### [What is expected]
Reproduce the listing below without changes, except that pictures are left out.

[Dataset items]

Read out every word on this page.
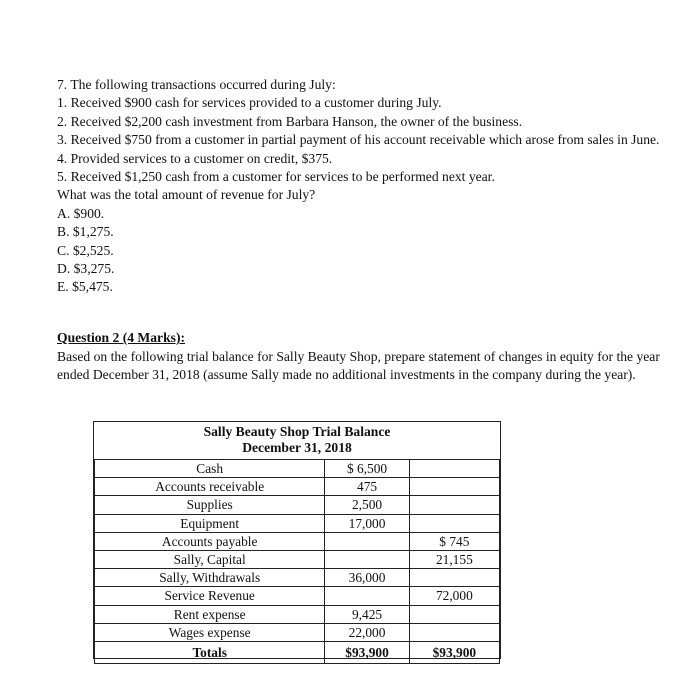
7. The following transactions occurred during July:
1. Received $900 cash for services provided to a customer during July.
2. Received $2,200 cash investment from Barbara Hanson, the owner of the business.
3. Received $750 from a customer in partial payment of his account receivable which arose from sales in June.
4. Provided services to a customer on credit, $375.
5. Received $1,250 cash from a customer for services to be performed next year.
What was the total amount of revenue for July?
A. $900.
B. $1,275.
C. $2,525.
D. $3,275.
E. $5,475.
Question 2 (4 Marks):
Based on the following trial balance for Sally Beauty Shop, prepare statement of changes in equity for the year ended December 31, 2018 (assume Sally made no additional investments in the company during the year).
Sally Beauty Shop Trial Balance
December 31, 2018
Cash	$ 6,500	
Accounts receivable	475	
Supplies	2,500	
Equipment	17,000	
Accounts payable		$ 745
Sally, Capital		21,155
Sally, Withdrawals	36,000	
Service Revenue		72,000
Rent expense	9,425	
Wages expense	22,000	
Totals	$93,900	$93,900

### [Solution to this exercise]
Read out every word on this page.
7. The following transactions occurred during July:
1. Received $900 cash for services provided to a customer during July.
2. Received $2,200 cash investment from Barbara Hanson, the owner of the business.
3. Received $750 from a customer in partial payment of his account receivable which arose from sales in June.
4. Provided services to a customer on credit, $375.
5. Received $1,250 cash from a customer for services to be performed next year.
What was the total amount of revenue for July?
A. $900.
B. $1,275.
C. $2,525.
D. $3,275.
E. $5,475.
Question 2 (4 Marks):
Based on the following trial balance for Sally Beauty Shop, prepare statement of changes in equity for the year ended December 31, 2018 (assume Sally made no additional investments in the company during the year).
Sally Beauty Shop Trial Balance
December 31, 2018
Cash	$ 6,500	
Accounts receivable	475	
Supplies	2,500	
Equipment	17,000	
Accounts payable		$ 745
Sally, Capital		21,155
Sally, Withdrawals	36,000	
Service Revenue		72,000
Rent expense	9,425	
Wages expense	22,000	
Totals	$93,900	$93,900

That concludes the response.